Problem to solve: Could you write out the records below exactly as they appear, leaving out any pictures?

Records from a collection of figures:

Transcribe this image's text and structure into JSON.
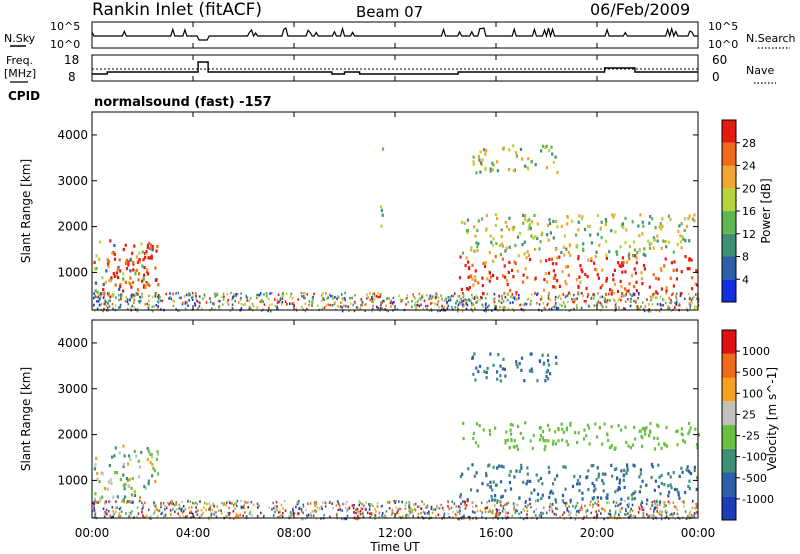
{
  "header": {
    "station": "Rankin Inlet (fitACF)",
    "beam": "Beam 07",
    "date": "06/Feb/2009"
  },
  "noise_panel": {
    "left_label": "N.Sky",
    "left_ticks": [
      "10^5",
      "10^0"
    ],
    "right_label": "N.Search",
    "right_ticks": [
      "10^5",
      "10^0"
    ]
  },
  "freq_panel": {
    "left_label_top": "Freq.",
    "left_label_bottom": "[MHz]",
    "left_ticks": [
      "18",
      "8"
    ],
    "right_label": "Nave",
    "right_ticks": [
      "60",
      "0"
    ],
    "cpid_label": "CPID",
    "cpid_value": "normalsound (fast) -157"
  },
  "colors": {
    "power": [
      "#1030e0",
      "#2c5fa8",
      "#3f8f77",
      "#5fb74f",
      "#b8d43c",
      "#f0a530",
      "#f06a18",
      "#e41b10"
    ],
    "velocity": [
      "#e01010",
      "#f06a18",
      "#f5a020",
      "#c0c0bc",
      "#68c040",
      "#3f8f77",
      "#2c5fa8",
      "#1c3cb8"
    ]
  },
  "chart_data": [
    {
      "type": "heatmap",
      "name": "power",
      "ylabel": "Slant Range [km]",
      "y_ticks": [
        "1000",
        "2000",
        "3000",
        "4000"
      ],
      "ylim": [
        180,
        4500
      ],
      "xlim": [
        "00:00",
        "24:00"
      ],
      "colorbar_label": "Power [dB]",
      "colorbar_ticks": [
        "4",
        "8",
        "12",
        "16",
        "20",
        "24",
        "28"
      ],
      "colorbar_range": [
        0,
        30
      ],
      "echo_regions": [
        {
          "t0": 0.0,
          "t1": 2.6,
          "r0": 500,
          "r1": 1800,
          "level": "mixed"
        },
        {
          "t0": 0.5,
          "t1": 2.5,
          "r0": 700,
          "r1": 1600,
          "level": "high"
        },
        {
          "t0": 14.5,
          "t1": 24.0,
          "r0": 550,
          "r1": 1400,
          "level": "high"
        },
        {
          "t0": 14.5,
          "t1": 24.0,
          "r0": 1400,
          "r1": 2300,
          "level": "mid"
        },
        {
          "t0": 15.0,
          "t1": 18.5,
          "r0": 3200,
          "r1": 3800,
          "level": "mid"
        },
        {
          "t0": 11.4,
          "t1": 11.5,
          "r0": 2000,
          "r1": 3900,
          "level": "mid"
        }
      ]
    },
    {
      "type": "heatmap",
      "name": "velocity",
      "ylabel": "Slant Range [km]",
      "y_ticks": [
        "1000",
        "2000",
        "3000",
        "4000"
      ],
      "ylim": [
        180,
        4500
      ],
      "xlim": [
        "00:00",
        "24:00"
      ],
      "xlabel": "Time UT",
      "x_ticks": [
        "00:00",
        "04:00",
        "08:00",
        "12:00",
        "16:00",
        "20:00",
        "00:00"
      ],
      "colorbar_label": "Velocity [m s^-1]",
      "colorbar_ticks": [
        "1000",
        "500",
        "100",
        "25",
        "-25",
        "-100",
        "-500",
        "-1000"
      ],
      "echo_regions": [
        {
          "t0": 0.0,
          "t1": 2.6,
          "r0": 500,
          "r1": 1800,
          "level": "positive"
        },
        {
          "t0": 14.5,
          "t1": 24.0,
          "r0": 550,
          "r1": 1400,
          "level": "negative"
        },
        {
          "t0": 14.5,
          "t1": 24.0,
          "r0": 1700,
          "r1": 2300,
          "level": "ground"
        },
        {
          "t0": 15.0,
          "t1": 18.5,
          "r0": 3200,
          "r1": 3800,
          "level": "negative"
        }
      ]
    }
  ]
}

Response to the exercise:
Transcribe this image's text and structure into JSON.
{
  "header": {
    "station": "Rankin Inlet (fitACF)",
    "beam": "Beam 07",
    "date": "06/Feb/2009"
  },
  "noise_panel": {
    "left_label": "N.Sky",
    "left_ticks": [
      "10^5",
      "10^0"
    ],
    "right_label": "N.Search",
    "right_ticks": [
      "10^5",
      "10^0"
    ]
  },
  "freq_panel": {
    "left_label_top": "Freq.",
    "left_label_bottom": "[MHz]",
    "left_ticks": [
      "18",
      "8"
    ],
    "right_label": "Nave",
    "right_ticks": [
      "60",
      "0"
    ],
    "cpid_label": "CPID",
    "cpid_value": "normalsound (fast) -157"
  },
  "colors": {
    "power": [
      "#1030e0",
      "#2c5fa8",
      "#3f8f77",
      "#5fb74f",
      "#b8d43c",
      "#f0a530",
      "#f06a18",
      "#e41b10"
    ],
    "velocity": [
      "#e01010",
      "#f06a18",
      "#f5a020",
      "#c0c0bc",
      "#68c040",
      "#3f8f77",
      "#2c5fa8",
      "#1c3cb8"
    ]
  },
  "chart_data": [
    {
      "type": "heatmap",
      "name": "power",
      "ylabel": "Slant Range [km]",
      "y_ticks": [
        "1000",
        "2000",
        "3000",
        "4000"
      ],
      "ylim": [
        180,
        4500
      ],
      "xlim": [
        "00:00",
        "24:00"
      ],
      "colorbar_label": "Power [dB]",
      "colorbar_ticks": [
        "4",
        "8",
        "12",
        "16",
        "20",
        "24",
        "28"
      ],
      "colorbar_range": [
        0,
        30
      ],
      "echo_regions": [
        {
          "t0": 0.0,
          "t1": 2.6,
          "r0": 500,
          "r1": 1800,
          "level": "mixed"
        },
        {
          "t0": 0.5,
          "t1": 2.5,
          "r0": 700,
          "r1": 1600,
          "level": "high"
        },
        {
          "t0": 14.5,
          "t1": 24.0,
          "r0": 550,
          "r1": 1400,
          "level": "high"
        },
        {
          "t0": 14.5,
          "t1": 24.0,
          "r0": 1400,
          "r1": 2300,
          "level": "mid"
        },
        {
          "t0": 15.0,
          "t1": 18.5,
          "r0": 3200,
          "r1": 3800,
          "level": "mid"
        },
        {
          "t0": 11.4,
          "t1": 11.5,
          "r0": 2000,
          "r1": 3900,
          "level": "mid"
        }
      ]
    },
    {
      "type": "heatmap",
      "name": "velocity",
      "ylabel": "Slant Range [km]",
      "y_ticks": [
        "1000",
        "2000",
        "3000",
        "4000"
      ],
      "ylim": [
        180,
        4500
      ],
      "xlim": [
        "00:00",
        "24:00"
      ],
      "xlabel": "Time UT",
      "x_ticks": [
        "00:00",
        "04:00",
        "08:00",
        "12:00",
        "16:00",
        "20:00",
        "00:00"
      ],
      "colorbar_label": "Velocity [m s^-1]",
      "colorbar_ticks": [
        "1000",
        "500",
        "100",
        "25",
        "-25",
        "-100",
        "-500",
        "-1000"
      ],
      "echo_regions": [
        {
          "t0": 0.0,
          "t1": 2.6,
          "r0": 500,
          "r1": 1800,
          "level": "positive"
        },
        {
          "t0": 14.5,
          "t1": 24.0,
          "r0": 550,
          "r1": 1400,
          "level": "negative"
        },
        {
          "t0": 14.5,
          "t1": 24.0,
          "r0": 1700,
          "r1": 2300,
          "level": "ground"
        },
        {
          "t0": 15.0,
          "t1": 18.5,
          "r0": 3200,
          "r1": 3800,
          "level": "negative"
        }
      ]
    }
  ]
}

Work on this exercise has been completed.